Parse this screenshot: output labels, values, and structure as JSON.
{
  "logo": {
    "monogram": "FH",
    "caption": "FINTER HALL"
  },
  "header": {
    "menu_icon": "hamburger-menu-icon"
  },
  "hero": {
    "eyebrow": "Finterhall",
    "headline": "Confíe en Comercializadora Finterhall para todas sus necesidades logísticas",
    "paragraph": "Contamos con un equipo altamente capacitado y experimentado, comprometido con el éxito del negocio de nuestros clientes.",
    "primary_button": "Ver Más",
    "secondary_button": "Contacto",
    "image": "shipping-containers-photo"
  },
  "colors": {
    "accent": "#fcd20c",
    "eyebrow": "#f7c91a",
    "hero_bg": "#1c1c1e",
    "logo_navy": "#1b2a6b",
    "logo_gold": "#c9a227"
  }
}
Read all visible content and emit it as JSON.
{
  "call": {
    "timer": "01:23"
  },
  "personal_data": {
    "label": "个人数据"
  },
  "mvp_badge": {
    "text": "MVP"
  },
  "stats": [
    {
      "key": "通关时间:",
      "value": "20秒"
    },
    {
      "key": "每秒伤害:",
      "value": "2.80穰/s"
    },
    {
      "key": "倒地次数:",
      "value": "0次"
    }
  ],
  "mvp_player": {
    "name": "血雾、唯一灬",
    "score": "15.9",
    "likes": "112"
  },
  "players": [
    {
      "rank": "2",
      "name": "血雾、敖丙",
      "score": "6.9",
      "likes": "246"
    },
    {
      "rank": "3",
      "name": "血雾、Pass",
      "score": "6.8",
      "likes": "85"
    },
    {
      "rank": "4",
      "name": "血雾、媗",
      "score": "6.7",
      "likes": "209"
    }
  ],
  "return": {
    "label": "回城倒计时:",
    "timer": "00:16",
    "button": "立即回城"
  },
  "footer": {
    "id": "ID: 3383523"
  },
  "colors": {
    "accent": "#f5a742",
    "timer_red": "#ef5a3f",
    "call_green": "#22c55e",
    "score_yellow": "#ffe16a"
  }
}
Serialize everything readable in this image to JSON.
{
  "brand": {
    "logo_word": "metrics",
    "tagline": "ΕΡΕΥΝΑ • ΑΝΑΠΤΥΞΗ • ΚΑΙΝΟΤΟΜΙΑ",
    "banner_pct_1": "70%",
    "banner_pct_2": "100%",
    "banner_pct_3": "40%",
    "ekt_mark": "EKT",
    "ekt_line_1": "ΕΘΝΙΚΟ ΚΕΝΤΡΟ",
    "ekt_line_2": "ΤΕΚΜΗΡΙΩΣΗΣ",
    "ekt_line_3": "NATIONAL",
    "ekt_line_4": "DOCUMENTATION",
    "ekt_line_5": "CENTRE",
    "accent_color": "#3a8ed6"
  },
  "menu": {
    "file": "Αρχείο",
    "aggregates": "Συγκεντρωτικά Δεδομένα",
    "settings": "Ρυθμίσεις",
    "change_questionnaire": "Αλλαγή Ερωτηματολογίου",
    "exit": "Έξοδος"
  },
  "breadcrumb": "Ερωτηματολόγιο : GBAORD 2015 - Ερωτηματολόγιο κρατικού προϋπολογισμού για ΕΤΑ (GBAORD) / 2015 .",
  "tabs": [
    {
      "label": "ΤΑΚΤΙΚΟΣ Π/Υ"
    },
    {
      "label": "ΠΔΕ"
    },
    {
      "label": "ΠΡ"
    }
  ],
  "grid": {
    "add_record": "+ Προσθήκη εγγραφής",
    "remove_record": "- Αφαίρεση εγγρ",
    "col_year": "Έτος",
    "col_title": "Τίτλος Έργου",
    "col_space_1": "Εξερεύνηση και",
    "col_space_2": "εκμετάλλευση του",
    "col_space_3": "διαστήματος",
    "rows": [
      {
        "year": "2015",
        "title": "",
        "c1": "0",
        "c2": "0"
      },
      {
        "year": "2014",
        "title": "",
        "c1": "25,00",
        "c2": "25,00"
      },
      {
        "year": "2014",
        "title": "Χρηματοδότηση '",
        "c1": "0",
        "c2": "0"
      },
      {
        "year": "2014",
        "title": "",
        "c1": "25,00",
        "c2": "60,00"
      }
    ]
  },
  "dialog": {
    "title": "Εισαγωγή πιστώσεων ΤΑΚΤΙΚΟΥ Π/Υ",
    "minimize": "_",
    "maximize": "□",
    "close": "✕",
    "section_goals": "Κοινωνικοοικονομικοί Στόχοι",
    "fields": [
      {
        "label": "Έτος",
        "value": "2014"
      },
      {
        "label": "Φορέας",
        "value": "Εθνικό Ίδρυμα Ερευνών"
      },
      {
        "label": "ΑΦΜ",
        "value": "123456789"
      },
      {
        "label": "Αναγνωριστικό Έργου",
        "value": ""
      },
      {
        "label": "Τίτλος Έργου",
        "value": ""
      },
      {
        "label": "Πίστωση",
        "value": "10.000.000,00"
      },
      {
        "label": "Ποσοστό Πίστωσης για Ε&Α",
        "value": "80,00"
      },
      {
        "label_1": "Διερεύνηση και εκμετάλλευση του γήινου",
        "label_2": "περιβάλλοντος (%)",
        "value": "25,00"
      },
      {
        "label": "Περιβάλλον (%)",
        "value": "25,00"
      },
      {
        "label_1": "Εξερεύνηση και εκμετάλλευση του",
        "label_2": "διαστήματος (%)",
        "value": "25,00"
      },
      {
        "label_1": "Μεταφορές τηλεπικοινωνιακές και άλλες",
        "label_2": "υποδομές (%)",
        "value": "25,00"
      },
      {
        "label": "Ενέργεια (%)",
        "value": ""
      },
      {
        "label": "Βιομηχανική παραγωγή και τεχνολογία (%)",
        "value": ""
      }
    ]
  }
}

====

Task to carry out
Above are entries; state the number of lines among them that contain "JSON", and nothing else.

Output below
3